:: PROVIDED DATA
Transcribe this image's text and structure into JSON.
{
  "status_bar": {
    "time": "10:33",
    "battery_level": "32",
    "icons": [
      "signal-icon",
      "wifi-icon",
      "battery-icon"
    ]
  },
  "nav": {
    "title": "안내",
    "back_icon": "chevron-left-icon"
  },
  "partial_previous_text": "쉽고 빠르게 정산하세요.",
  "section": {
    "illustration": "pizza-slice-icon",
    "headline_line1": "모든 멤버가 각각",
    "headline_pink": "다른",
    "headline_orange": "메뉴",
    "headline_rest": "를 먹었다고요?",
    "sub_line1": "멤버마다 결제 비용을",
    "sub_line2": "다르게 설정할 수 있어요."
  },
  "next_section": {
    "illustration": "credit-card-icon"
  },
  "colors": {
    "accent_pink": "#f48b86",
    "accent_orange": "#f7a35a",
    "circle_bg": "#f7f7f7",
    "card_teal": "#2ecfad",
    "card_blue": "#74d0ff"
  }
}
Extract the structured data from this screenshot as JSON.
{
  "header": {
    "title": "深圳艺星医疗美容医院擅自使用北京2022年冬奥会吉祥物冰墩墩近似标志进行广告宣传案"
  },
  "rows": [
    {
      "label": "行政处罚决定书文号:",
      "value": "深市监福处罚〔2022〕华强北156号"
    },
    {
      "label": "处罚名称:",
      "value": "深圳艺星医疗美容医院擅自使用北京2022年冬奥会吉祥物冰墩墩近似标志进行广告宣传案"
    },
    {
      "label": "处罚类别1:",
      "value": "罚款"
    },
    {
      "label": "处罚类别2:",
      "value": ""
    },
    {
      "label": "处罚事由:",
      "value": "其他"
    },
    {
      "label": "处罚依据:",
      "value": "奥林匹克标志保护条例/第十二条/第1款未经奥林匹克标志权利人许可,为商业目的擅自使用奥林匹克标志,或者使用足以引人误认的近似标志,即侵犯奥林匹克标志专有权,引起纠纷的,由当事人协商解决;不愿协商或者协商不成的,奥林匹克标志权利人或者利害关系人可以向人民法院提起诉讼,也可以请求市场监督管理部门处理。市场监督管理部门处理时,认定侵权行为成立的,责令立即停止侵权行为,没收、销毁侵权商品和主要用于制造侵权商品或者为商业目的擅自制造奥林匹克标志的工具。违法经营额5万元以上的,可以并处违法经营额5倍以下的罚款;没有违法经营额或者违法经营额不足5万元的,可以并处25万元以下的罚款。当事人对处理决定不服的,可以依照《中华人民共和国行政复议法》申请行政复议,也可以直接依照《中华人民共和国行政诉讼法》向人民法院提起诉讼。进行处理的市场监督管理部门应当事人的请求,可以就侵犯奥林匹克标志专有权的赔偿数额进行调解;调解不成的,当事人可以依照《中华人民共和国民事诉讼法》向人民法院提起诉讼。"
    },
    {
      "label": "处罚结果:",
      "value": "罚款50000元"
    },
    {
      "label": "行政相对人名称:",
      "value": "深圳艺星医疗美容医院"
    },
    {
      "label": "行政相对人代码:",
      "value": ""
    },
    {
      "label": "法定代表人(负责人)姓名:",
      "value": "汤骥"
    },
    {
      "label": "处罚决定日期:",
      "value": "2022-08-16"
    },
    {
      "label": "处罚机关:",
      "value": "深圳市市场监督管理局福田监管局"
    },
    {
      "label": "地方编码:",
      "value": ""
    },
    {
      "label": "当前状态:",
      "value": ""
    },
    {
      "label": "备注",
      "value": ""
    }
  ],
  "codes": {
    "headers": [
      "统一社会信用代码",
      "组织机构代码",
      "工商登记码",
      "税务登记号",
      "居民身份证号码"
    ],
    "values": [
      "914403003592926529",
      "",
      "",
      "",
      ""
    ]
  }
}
::::
:: PROVIDED DATA
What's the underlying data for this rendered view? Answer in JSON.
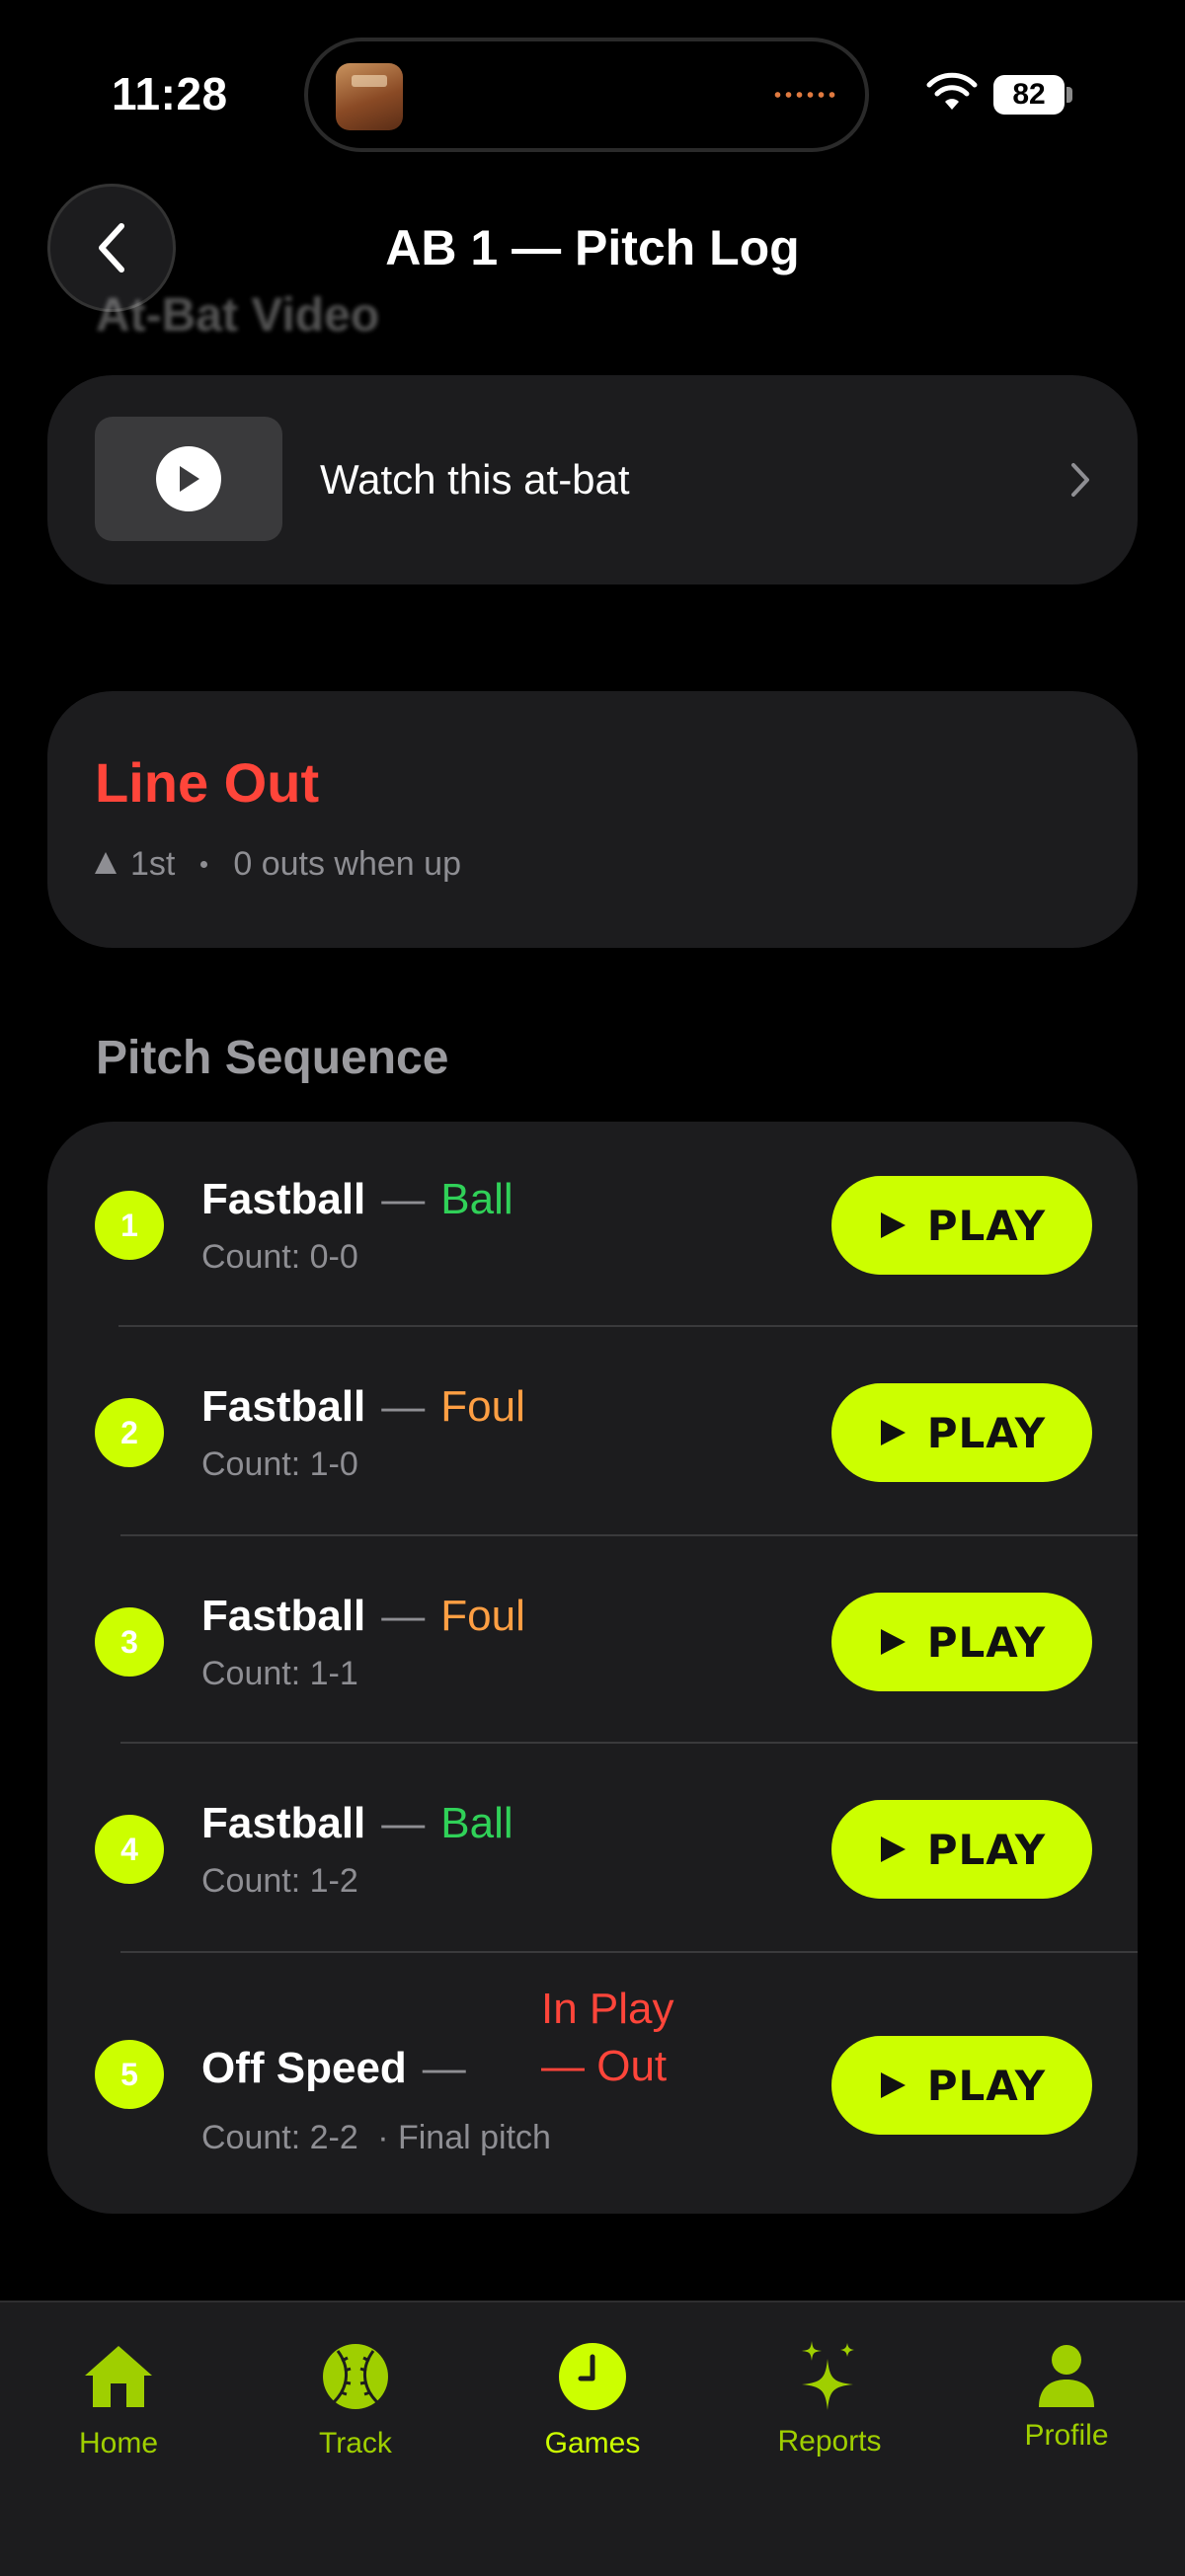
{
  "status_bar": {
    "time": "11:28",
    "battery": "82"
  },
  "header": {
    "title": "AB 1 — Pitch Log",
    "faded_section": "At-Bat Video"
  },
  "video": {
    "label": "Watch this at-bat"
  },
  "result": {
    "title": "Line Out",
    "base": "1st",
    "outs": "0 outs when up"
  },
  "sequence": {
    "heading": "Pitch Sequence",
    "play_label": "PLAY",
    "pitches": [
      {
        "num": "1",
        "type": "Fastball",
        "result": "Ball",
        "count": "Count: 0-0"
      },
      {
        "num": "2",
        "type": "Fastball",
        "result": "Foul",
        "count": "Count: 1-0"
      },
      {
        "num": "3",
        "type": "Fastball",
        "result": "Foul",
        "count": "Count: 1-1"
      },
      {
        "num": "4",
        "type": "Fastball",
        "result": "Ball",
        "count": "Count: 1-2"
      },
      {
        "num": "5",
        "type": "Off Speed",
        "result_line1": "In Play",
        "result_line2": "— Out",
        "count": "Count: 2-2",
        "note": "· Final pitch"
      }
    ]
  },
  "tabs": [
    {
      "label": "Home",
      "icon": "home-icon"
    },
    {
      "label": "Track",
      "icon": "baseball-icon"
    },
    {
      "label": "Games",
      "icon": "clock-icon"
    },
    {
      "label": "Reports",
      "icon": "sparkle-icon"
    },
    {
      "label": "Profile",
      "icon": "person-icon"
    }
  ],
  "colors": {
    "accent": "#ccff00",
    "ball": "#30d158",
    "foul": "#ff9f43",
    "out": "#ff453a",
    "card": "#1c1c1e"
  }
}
::::
-- TASK GOAL --
Copy down every line of the material above that includes the string "this".

-- FULL SOLUTION --
Transcribe this image's text and structure into JSON.
Extract the structured data from this screenshot as JSON.
What's the underlying data for this rendered view? Answer in JSON.
    "label": "Watch this at-bat"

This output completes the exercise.